[Dataset entries]

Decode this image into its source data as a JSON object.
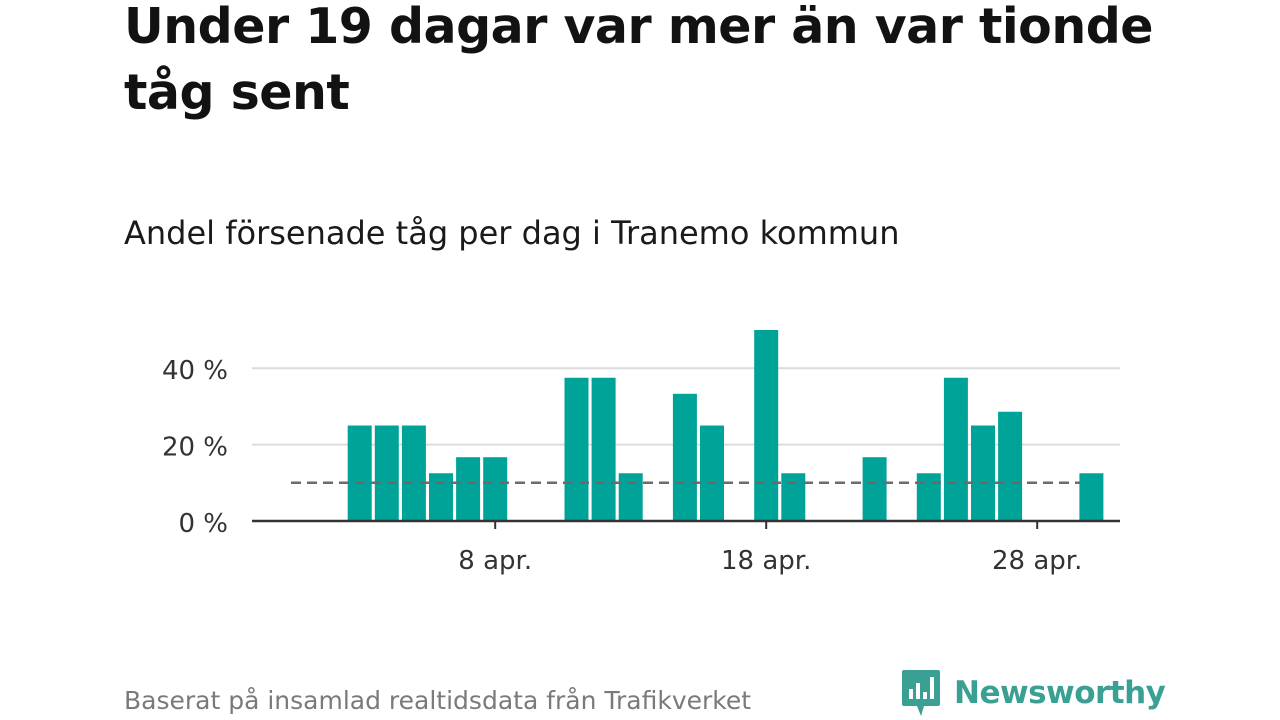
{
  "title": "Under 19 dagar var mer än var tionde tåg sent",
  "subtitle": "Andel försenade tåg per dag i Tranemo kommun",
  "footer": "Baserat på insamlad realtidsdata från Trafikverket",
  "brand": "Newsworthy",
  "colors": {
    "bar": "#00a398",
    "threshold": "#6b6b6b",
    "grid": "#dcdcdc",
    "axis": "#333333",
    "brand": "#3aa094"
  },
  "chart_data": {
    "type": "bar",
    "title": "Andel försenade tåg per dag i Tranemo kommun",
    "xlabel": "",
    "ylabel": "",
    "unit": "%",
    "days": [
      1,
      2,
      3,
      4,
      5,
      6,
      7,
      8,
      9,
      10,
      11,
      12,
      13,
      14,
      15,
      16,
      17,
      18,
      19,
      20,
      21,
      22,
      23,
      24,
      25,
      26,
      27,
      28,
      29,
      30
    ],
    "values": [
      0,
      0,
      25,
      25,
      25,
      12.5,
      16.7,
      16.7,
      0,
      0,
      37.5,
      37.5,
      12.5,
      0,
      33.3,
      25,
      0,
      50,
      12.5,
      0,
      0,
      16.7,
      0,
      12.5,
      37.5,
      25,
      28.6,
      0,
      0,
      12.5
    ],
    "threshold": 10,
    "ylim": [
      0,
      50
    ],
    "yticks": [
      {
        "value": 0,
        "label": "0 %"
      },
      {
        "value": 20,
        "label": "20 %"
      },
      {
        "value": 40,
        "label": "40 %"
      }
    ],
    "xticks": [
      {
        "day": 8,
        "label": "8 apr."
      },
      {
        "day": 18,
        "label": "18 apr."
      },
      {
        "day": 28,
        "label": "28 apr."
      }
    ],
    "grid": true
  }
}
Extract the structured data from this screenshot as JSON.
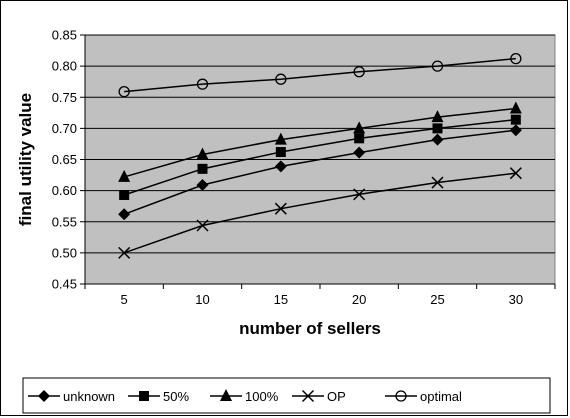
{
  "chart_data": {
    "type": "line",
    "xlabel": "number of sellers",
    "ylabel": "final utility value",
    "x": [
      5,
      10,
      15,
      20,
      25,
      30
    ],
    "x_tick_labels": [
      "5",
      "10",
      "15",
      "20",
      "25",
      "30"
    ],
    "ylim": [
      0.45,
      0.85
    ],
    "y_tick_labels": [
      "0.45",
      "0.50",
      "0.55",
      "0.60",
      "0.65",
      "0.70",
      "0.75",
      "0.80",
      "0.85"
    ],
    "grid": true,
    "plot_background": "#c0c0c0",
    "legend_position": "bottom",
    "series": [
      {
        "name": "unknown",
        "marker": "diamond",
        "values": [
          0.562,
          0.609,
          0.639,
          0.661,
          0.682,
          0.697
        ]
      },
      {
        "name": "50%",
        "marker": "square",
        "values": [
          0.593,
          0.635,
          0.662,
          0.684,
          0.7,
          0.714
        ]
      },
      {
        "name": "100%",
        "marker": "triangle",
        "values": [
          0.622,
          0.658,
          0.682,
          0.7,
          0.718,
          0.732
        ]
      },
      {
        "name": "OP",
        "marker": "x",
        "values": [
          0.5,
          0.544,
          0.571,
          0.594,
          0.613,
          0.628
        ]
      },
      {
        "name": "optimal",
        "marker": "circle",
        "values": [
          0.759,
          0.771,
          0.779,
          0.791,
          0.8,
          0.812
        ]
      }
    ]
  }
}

* **EXERCISE GOAL**
Retype the listing exactly. Pictures do not belong in the copy.

* **WRITTEN ANSWER**
Decode this image into its source data as a JSON object.
{
  "title": "Under 19 dagar var mer än var tionde tåg sent",
  "subtitle": "Andel försenade tåg per dag i Tranemo kommun",
  "footer": "Baserat på insamlad realtidsdata från Trafikverket",
  "brand": "Newsworthy",
  "colors": {
    "bar": "#00a398",
    "threshold": "#6b6b6b",
    "grid": "#dcdcdc",
    "axis": "#333333",
    "brand": "#3aa094"
  },
  "chart_data": {
    "type": "bar",
    "title": "Andel försenade tåg per dag i Tranemo kommun",
    "xlabel": "",
    "ylabel": "",
    "unit": "%",
    "days": [
      1,
      2,
      3,
      4,
      5,
      6,
      7,
      8,
      9,
      10,
      11,
      12,
      13,
      14,
      15,
      16,
      17,
      18,
      19,
      20,
      21,
      22,
      23,
      24,
      25,
      26,
      27,
      28,
      29,
      30
    ],
    "values": [
      0,
      0,
      25,
      25,
      25,
      12.5,
      16.7,
      16.7,
      0,
      0,
      37.5,
      37.5,
      12.5,
      0,
      33.3,
      25,
      0,
      50,
      12.5,
      0,
      0,
      16.7,
      0,
      12.5,
      37.5,
      25,
      28.6,
      0,
      0,
      12.5
    ],
    "threshold": 10,
    "ylim": [
      0,
      50
    ],
    "yticks": [
      {
        "value": 0,
        "label": "0 %"
      },
      {
        "value": 20,
        "label": "20 %"
      },
      {
        "value": 40,
        "label": "40 %"
      }
    ],
    "xticks": [
      {
        "day": 8,
        "label": "8 apr."
      },
      {
        "day": 18,
        "label": "18 apr."
      },
      {
        "day": 28,
        "label": "28 apr."
      }
    ],
    "grid": true
  }
}
Extract the structured data from this screenshot as JSON.
{
  "chart_data": {
    "type": "line",
    "xlabel": "number of sellers",
    "ylabel": "final utility value",
    "x": [
      5,
      10,
      15,
      20,
      25,
      30
    ],
    "x_tick_labels": [
      "5",
      "10",
      "15",
      "20",
      "25",
      "30"
    ],
    "ylim": [
      0.45,
      0.85
    ],
    "y_tick_labels": [
      "0.45",
      "0.50",
      "0.55",
      "0.60",
      "0.65",
      "0.70",
      "0.75",
      "0.80",
      "0.85"
    ],
    "grid": true,
    "plot_background": "#c0c0c0",
    "legend_position": "bottom",
    "series": [
      {
        "name": "unknown",
        "marker": "diamond",
        "values": [
          0.562,
          0.609,
          0.639,
          0.661,
          0.682,
          0.697
        ]
      },
      {
        "name": "50%",
        "marker": "square",
        "values": [
          0.593,
          0.635,
          0.662,
          0.684,
          0.7,
          0.714
        ]
      },
      {
        "name": "100%",
        "marker": "triangle",
        "values": [
          0.622,
          0.658,
          0.682,
          0.7,
          0.718,
          0.732
        ]
      },
      {
        "name": "OP",
        "marker": "x",
        "values": [
          0.5,
          0.544,
          0.571,
          0.594,
          0.613,
          0.628
        ]
      },
      {
        "name": "optimal",
        "marker": "circle",
        "values": [
          0.759,
          0.771,
          0.779,
          0.791,
          0.8,
          0.812
        ]
      }
    ]
  }
}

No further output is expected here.